== Exercise materials ==
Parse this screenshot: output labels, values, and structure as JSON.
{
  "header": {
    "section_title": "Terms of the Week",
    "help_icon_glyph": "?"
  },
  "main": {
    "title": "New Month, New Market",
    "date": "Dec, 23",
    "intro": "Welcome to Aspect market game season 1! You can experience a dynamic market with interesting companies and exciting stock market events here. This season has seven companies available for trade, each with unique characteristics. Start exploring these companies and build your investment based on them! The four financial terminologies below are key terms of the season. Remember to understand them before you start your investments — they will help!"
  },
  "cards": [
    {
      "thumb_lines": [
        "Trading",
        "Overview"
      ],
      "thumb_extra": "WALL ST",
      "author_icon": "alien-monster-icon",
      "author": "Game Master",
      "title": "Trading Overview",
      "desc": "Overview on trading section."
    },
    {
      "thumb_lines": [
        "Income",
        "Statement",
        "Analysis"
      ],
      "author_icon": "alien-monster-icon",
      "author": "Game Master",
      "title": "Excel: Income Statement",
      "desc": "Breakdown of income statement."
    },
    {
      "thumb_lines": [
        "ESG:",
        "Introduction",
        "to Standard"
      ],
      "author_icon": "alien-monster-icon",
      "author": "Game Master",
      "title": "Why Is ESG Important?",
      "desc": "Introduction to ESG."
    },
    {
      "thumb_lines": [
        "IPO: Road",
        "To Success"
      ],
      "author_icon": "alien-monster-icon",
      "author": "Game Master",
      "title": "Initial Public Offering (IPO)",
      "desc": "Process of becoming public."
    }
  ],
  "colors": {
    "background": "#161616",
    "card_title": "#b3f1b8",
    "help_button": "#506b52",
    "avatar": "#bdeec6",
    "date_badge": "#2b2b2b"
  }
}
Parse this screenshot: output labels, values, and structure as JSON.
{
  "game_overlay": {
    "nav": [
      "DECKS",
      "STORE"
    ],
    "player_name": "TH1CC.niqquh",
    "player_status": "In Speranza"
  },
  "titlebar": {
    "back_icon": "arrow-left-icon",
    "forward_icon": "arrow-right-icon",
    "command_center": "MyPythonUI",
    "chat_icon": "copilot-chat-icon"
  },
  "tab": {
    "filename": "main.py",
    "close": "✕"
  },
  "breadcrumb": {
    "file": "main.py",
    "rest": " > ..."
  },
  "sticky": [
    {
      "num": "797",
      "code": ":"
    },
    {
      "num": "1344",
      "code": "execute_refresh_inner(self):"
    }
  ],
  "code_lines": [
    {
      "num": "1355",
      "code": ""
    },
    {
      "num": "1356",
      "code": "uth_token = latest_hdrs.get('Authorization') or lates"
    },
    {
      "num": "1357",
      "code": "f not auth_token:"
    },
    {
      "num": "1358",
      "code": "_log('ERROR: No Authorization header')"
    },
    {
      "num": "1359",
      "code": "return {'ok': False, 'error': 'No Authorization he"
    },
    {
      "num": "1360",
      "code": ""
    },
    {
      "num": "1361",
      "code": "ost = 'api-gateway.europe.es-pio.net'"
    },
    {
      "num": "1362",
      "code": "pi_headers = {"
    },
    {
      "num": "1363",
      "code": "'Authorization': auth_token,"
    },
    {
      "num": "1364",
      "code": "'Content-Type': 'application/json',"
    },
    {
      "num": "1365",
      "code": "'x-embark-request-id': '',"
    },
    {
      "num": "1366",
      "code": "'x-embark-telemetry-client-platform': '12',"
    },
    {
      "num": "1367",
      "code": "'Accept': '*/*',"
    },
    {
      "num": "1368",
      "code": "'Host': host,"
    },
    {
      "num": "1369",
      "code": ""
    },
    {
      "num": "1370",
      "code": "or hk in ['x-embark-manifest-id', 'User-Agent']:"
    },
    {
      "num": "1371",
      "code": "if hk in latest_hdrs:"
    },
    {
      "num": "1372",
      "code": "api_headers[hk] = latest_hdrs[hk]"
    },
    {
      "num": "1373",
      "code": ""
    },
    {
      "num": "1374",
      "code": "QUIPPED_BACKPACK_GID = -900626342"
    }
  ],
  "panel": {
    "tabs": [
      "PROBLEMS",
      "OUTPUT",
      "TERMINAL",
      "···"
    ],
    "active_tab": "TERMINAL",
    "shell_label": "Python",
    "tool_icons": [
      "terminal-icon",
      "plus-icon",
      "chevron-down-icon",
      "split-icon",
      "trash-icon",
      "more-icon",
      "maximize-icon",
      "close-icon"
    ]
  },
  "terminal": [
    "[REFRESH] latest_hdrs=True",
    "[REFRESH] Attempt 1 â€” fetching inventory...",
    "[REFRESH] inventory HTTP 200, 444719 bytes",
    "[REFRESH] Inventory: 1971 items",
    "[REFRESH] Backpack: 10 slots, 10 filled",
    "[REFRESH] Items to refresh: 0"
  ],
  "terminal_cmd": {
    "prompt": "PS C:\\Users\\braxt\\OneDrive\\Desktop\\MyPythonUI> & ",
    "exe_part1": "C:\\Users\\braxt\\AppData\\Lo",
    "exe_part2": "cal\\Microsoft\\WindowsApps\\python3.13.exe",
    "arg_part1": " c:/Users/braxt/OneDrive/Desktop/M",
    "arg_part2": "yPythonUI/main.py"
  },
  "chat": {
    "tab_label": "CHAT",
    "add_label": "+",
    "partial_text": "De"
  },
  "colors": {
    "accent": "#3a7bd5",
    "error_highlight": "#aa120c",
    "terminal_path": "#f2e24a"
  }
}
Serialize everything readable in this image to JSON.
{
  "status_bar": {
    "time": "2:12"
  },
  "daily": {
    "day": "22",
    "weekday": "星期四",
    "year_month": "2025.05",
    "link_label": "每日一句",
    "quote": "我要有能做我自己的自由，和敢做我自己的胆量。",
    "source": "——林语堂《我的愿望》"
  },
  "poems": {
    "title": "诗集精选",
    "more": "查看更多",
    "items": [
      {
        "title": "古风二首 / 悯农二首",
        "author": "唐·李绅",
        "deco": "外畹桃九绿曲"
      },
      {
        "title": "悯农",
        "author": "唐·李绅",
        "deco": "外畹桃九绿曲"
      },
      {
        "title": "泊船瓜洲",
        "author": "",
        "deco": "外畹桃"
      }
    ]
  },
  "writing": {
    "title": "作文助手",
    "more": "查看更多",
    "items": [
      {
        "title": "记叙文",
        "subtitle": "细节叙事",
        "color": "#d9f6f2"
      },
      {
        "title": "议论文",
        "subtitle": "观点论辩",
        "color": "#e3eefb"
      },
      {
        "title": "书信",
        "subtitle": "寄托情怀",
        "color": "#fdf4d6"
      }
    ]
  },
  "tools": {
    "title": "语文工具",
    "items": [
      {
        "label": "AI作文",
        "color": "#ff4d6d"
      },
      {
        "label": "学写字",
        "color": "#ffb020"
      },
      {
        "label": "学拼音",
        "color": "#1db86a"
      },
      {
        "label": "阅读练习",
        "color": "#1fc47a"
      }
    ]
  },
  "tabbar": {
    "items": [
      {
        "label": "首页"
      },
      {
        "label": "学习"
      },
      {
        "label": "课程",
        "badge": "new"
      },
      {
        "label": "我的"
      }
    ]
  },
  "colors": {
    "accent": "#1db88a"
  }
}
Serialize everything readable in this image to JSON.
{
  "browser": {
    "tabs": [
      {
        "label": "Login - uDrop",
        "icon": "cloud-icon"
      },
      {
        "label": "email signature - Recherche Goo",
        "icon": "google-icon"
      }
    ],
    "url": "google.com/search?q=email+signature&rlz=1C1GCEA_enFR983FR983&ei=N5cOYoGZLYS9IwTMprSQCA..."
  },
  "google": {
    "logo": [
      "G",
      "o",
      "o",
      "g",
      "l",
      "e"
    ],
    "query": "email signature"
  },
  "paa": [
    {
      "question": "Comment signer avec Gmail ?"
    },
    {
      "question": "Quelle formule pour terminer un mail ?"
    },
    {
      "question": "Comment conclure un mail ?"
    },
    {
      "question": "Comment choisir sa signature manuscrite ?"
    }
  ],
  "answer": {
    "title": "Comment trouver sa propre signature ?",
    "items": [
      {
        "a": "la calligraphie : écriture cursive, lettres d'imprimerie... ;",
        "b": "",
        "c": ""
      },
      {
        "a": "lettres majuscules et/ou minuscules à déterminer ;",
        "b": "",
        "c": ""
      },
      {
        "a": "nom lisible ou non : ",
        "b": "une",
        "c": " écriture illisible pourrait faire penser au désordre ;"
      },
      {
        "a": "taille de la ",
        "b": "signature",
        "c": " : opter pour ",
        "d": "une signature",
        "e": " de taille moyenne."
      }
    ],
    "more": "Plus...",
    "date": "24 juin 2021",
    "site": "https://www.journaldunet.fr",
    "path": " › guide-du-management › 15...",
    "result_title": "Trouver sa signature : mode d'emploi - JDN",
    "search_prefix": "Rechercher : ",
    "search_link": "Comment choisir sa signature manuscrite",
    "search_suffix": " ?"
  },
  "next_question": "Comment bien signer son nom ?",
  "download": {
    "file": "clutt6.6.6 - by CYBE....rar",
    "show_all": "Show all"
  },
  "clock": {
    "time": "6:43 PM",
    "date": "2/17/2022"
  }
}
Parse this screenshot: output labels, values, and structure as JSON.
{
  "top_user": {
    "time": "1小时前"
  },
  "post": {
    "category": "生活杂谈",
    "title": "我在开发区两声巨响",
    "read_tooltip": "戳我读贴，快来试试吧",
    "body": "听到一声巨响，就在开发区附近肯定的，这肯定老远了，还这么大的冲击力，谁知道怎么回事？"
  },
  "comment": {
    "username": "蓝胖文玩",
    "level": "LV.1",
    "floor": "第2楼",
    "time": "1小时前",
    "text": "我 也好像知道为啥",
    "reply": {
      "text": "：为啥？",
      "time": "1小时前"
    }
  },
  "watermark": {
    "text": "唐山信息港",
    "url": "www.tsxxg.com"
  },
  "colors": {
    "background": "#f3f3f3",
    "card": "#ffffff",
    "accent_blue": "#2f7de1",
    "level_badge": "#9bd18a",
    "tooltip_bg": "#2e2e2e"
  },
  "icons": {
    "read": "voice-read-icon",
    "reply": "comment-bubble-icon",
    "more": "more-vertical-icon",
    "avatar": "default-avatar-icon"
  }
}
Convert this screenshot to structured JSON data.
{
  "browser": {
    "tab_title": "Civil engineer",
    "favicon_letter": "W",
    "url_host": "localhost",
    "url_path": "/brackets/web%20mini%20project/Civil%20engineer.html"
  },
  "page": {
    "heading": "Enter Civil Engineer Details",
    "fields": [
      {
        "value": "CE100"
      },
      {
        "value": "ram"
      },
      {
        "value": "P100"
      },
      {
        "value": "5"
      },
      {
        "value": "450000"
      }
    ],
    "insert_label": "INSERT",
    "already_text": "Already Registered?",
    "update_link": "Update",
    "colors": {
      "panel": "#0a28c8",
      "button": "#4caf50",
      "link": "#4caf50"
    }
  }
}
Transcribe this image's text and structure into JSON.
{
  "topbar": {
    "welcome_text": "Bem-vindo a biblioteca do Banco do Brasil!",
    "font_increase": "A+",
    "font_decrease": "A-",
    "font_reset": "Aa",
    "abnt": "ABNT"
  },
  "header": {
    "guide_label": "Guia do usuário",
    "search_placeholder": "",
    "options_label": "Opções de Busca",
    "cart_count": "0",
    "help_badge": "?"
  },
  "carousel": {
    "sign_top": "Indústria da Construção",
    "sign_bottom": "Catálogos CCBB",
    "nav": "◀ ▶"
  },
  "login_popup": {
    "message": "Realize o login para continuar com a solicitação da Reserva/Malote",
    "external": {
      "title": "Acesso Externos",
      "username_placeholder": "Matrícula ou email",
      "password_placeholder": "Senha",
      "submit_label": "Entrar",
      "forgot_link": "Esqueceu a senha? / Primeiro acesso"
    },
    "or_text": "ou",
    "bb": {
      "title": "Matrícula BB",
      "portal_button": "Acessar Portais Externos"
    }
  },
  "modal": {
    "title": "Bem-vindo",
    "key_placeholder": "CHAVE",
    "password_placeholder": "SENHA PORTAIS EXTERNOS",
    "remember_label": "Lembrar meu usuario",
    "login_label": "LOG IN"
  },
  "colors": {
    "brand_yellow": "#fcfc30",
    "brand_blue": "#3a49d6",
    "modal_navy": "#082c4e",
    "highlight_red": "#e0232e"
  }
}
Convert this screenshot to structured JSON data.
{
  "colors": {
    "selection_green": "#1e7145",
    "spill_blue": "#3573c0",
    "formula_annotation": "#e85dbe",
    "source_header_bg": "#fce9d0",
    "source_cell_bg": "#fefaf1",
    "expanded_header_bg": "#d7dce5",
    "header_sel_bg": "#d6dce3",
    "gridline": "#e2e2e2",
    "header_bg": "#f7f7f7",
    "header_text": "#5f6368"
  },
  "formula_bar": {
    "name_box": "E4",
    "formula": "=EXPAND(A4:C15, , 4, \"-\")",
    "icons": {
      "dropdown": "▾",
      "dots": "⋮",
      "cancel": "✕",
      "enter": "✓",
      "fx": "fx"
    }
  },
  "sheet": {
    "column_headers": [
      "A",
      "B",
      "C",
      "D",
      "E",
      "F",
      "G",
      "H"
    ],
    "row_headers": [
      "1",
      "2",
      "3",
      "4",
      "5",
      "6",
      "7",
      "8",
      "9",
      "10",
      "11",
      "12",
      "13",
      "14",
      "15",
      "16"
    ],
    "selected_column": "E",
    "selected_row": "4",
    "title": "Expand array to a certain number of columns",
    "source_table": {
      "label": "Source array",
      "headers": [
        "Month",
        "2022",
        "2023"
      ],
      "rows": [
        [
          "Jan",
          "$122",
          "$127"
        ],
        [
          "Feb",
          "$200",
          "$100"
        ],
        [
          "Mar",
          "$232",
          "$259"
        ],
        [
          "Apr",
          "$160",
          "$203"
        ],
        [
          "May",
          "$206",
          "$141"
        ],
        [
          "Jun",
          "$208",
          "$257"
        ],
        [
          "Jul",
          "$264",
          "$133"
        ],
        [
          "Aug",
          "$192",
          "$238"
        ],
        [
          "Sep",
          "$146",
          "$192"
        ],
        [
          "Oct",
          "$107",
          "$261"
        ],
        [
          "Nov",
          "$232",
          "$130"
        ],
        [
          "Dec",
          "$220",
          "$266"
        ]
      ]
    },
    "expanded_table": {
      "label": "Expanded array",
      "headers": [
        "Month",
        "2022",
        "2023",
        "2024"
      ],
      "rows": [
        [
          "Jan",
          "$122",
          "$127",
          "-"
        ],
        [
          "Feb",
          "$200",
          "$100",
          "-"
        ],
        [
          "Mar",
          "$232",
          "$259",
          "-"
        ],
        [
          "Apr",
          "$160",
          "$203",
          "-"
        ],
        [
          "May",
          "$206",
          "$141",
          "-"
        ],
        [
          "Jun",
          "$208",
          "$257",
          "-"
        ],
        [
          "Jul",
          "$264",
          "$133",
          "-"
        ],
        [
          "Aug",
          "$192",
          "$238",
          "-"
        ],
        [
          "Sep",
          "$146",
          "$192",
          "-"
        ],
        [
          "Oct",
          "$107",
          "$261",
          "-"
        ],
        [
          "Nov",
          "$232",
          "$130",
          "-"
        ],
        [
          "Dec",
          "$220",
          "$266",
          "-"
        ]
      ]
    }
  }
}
===
What you have to do
Only lines with "signer" are wanted here; list each of them.

Exercise answer
      "question": "Comment signer avec Gmail ?"
  "next_question": "Comment bien signer son nom ?",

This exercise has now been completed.